- **RECORDS SUPPLIED**:
• • •

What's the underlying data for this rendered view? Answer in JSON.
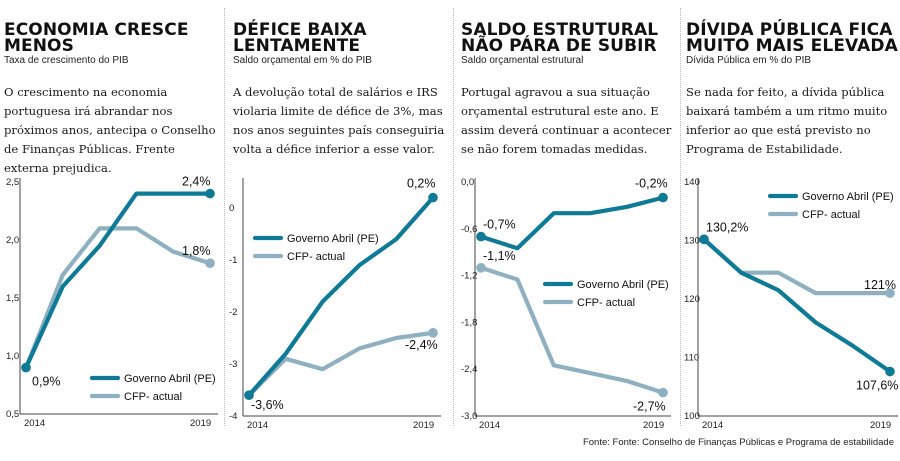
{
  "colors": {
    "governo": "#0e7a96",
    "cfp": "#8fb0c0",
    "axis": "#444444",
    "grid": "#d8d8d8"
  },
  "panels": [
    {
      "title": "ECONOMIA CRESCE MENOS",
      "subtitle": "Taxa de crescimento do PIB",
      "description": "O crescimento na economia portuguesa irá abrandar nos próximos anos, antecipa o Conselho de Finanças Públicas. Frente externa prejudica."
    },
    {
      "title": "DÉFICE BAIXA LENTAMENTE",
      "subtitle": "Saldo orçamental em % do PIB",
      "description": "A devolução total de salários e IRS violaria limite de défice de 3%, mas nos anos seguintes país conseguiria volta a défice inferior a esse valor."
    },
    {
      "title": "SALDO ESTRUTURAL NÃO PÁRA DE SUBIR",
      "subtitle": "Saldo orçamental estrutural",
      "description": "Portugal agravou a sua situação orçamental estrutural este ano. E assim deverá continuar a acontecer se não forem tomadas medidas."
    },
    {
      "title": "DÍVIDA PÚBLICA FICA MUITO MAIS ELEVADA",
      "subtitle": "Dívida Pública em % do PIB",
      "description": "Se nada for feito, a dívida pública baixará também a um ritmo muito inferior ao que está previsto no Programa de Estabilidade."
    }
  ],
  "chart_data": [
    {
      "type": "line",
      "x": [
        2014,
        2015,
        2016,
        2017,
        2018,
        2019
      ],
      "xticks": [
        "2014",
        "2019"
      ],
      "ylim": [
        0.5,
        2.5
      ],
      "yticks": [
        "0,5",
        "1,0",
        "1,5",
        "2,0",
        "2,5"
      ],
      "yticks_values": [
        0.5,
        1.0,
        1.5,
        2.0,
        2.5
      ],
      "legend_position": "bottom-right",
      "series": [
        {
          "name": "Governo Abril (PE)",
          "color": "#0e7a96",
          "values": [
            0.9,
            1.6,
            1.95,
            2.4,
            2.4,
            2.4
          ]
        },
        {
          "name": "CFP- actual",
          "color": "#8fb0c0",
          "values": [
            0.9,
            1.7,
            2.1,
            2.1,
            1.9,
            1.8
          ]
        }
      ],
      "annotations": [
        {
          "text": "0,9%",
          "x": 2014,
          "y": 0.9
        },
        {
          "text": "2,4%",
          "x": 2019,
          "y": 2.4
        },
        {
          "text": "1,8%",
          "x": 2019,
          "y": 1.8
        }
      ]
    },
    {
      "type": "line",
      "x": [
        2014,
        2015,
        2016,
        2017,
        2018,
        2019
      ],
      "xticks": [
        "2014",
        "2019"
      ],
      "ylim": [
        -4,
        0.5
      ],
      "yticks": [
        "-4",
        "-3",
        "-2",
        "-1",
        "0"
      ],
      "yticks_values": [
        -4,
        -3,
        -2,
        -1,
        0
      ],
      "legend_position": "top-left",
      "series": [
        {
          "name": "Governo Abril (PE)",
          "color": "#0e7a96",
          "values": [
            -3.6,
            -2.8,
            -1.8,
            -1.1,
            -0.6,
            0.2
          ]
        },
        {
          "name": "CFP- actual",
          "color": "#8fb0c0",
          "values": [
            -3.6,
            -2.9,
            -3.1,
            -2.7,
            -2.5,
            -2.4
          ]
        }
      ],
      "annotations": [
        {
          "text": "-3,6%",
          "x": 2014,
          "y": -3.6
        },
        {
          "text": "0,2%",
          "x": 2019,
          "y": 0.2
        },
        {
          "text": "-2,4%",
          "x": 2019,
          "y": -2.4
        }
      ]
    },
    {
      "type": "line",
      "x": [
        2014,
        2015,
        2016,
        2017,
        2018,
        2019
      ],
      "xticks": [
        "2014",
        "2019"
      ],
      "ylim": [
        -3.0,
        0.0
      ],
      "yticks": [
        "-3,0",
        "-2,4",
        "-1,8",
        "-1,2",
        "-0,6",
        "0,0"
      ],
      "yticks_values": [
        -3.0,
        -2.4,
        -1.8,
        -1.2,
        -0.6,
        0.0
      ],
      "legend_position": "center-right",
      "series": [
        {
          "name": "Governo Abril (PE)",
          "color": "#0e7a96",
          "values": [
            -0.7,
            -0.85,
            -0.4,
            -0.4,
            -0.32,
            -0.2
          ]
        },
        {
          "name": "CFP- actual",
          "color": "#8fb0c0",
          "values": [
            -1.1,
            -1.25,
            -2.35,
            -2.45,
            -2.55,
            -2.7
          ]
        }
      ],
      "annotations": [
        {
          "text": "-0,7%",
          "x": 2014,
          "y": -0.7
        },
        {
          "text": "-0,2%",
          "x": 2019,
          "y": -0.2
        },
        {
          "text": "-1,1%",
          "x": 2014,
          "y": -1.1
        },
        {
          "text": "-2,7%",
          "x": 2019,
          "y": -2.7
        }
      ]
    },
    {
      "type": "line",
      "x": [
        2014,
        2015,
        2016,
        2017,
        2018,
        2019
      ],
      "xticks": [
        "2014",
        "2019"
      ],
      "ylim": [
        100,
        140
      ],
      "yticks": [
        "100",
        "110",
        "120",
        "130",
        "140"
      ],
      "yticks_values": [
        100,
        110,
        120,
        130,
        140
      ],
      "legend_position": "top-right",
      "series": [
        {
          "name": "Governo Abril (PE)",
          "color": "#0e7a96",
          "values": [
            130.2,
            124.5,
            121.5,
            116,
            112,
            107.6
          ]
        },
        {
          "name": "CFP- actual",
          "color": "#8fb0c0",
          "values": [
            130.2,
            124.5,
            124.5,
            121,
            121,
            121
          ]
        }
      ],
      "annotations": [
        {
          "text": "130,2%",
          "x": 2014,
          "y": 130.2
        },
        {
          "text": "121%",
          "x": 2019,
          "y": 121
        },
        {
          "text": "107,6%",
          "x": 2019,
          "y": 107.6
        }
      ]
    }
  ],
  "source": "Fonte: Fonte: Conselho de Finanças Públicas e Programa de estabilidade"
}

• • •

- **SET PROBLEM**:
Repeat the records above exactly, leaving out the pictures.

- **EXERCISE RESPONSE**:
What's the underlying data for this rendered view? Answer in JSON.
{
  "colors": {
    "governo": "#0e7a96",
    "cfp": "#8fb0c0",
    "axis": "#444444",
    "grid": "#d8d8d8"
  },
  "panels": [
    {
      "title": "ECONOMIA CRESCE MENOS",
      "subtitle": "Taxa de crescimento do PIB",
      "description": "O crescimento na economia portuguesa irá abrandar nos próximos anos, antecipa o Conselho de Finanças Públicas. Frente externa prejudica."
    },
    {
      "title": "DÉFICE BAIXA LENTAMENTE",
      "subtitle": "Saldo orçamental em % do PIB",
      "description": "A devolução total de salários e IRS violaria limite de défice de 3%, mas nos anos seguintes país conseguiria volta a défice inferior a esse valor."
    },
    {
      "title": "SALDO ESTRUTURAL NÃO PÁRA DE SUBIR",
      "subtitle": "Saldo orçamental estrutural",
      "description": "Portugal agravou a sua situação orçamental estrutural este ano. E assim deverá continuar a acontecer se não forem tomadas medidas."
    },
    {
      "title": "DÍVIDA PÚBLICA FICA MUITO MAIS ELEVADA",
      "subtitle": "Dívida Pública em % do PIB",
      "description": "Se nada for feito, a dívida pública baixará também a um ritmo muito inferior ao que está previsto no Programa de Estabilidade."
    }
  ],
  "chart_data": [
    {
      "type": "line",
      "x": [
        2014,
        2015,
        2016,
        2017,
        2018,
        2019
      ],
      "xticks": [
        "2014",
        "2019"
      ],
      "ylim": [
        0.5,
        2.5
      ],
      "yticks": [
        "0,5",
        "1,0",
        "1,5",
        "2,0",
        "2,5"
      ],
      "yticks_values": [
        0.5,
        1.0,
        1.5,
        2.0,
        2.5
      ],
      "legend_position": "bottom-right",
      "series": [
        {
          "name": "Governo Abril (PE)",
          "color": "#0e7a96",
          "values": [
            0.9,
            1.6,
            1.95,
            2.4,
            2.4,
            2.4
          ]
        },
        {
          "name": "CFP- actual",
          "color": "#8fb0c0",
          "values": [
            0.9,
            1.7,
            2.1,
            2.1,
            1.9,
            1.8
          ]
        }
      ],
      "annotations": [
        {
          "text": "0,9%",
          "x": 2014,
          "y": 0.9
        },
        {
          "text": "2,4%",
          "x": 2019,
          "y": 2.4
        },
        {
          "text": "1,8%",
          "x": 2019,
          "y": 1.8
        }
      ]
    },
    {
      "type": "line",
      "x": [
        2014,
        2015,
        2016,
        2017,
        2018,
        2019
      ],
      "xticks": [
        "2014",
        "2019"
      ],
      "ylim": [
        -4,
        0.5
      ],
      "yticks": [
        "-4",
        "-3",
        "-2",
        "-1",
        "0"
      ],
      "yticks_values": [
        -4,
        -3,
        -2,
        -1,
        0
      ],
      "legend_position": "top-left",
      "series": [
        {
          "name": "Governo Abril (PE)",
          "color": "#0e7a96",
          "values": [
            -3.6,
            -2.8,
            -1.8,
            -1.1,
            -0.6,
            0.2
          ]
        },
        {
          "name": "CFP- actual",
          "color": "#8fb0c0",
          "values": [
            -3.6,
            -2.9,
            -3.1,
            -2.7,
            -2.5,
            -2.4
          ]
        }
      ],
      "annotations": [
        {
          "text": "-3,6%",
          "x": 2014,
          "y": -3.6
        },
        {
          "text": "0,2%",
          "x": 2019,
          "y": 0.2
        },
        {
          "text": "-2,4%",
          "x": 2019,
          "y": -2.4
        }
      ]
    },
    {
      "type": "line",
      "x": [
        2014,
        2015,
        2016,
        2017,
        2018,
        2019
      ],
      "xticks": [
        "2014",
        "2019"
      ],
      "ylim": [
        -3.0,
        0.0
      ],
      "yticks": [
        "-3,0",
        "-2,4",
        "-1,8",
        "-1,2",
        "-0,6",
        "0,0"
      ],
      "yticks_values": [
        -3.0,
        -2.4,
        -1.8,
        -1.2,
        -0.6,
        0.0
      ],
      "legend_position": "center-right",
      "series": [
        {
          "name": "Governo Abril (PE)",
          "color": "#0e7a96",
          "values": [
            -0.7,
            -0.85,
            -0.4,
            -0.4,
            -0.32,
            -0.2
          ]
        },
        {
          "name": "CFP- actual",
          "color": "#8fb0c0",
          "values": [
            -1.1,
            -1.25,
            -2.35,
            -2.45,
            -2.55,
            -2.7
          ]
        }
      ],
      "annotations": [
        {
          "text": "-0,7%",
          "x": 2014,
          "y": -0.7
        },
        {
          "text": "-0,2%",
          "x": 2019,
          "y": -0.2
        },
        {
          "text": "-1,1%",
          "x": 2014,
          "y": -1.1
        },
        {
          "text": "-2,7%",
          "x": 2019,
          "y": -2.7
        }
      ]
    },
    {
      "type": "line",
      "x": [
        2014,
        2015,
        2016,
        2017,
        2018,
        2019
      ],
      "xticks": [
        "2014",
        "2019"
      ],
      "ylim": [
        100,
        140
      ],
      "yticks": [
        "100",
        "110",
        "120",
        "130",
        "140"
      ],
      "yticks_values": [
        100,
        110,
        120,
        130,
        140
      ],
      "legend_position": "top-right",
      "series": [
        {
          "name": "Governo Abril (PE)",
          "color": "#0e7a96",
          "values": [
            130.2,
            124.5,
            121.5,
            116,
            112,
            107.6
          ]
        },
        {
          "name": "CFP- actual",
          "color": "#8fb0c0",
          "values": [
            130.2,
            124.5,
            124.5,
            121,
            121,
            121
          ]
        }
      ],
      "annotations": [
        {
          "text": "130,2%",
          "x": 2014,
          "y": 130.2
        },
        {
          "text": "121%",
          "x": 2019,
          "y": 121
        },
        {
          "text": "107,6%",
          "x": 2019,
          "y": 107.6
        }
      ]
    }
  ],
  "source": "Fonte: Fonte: Conselho de Finanças Públicas e Programa de estabilidade"
}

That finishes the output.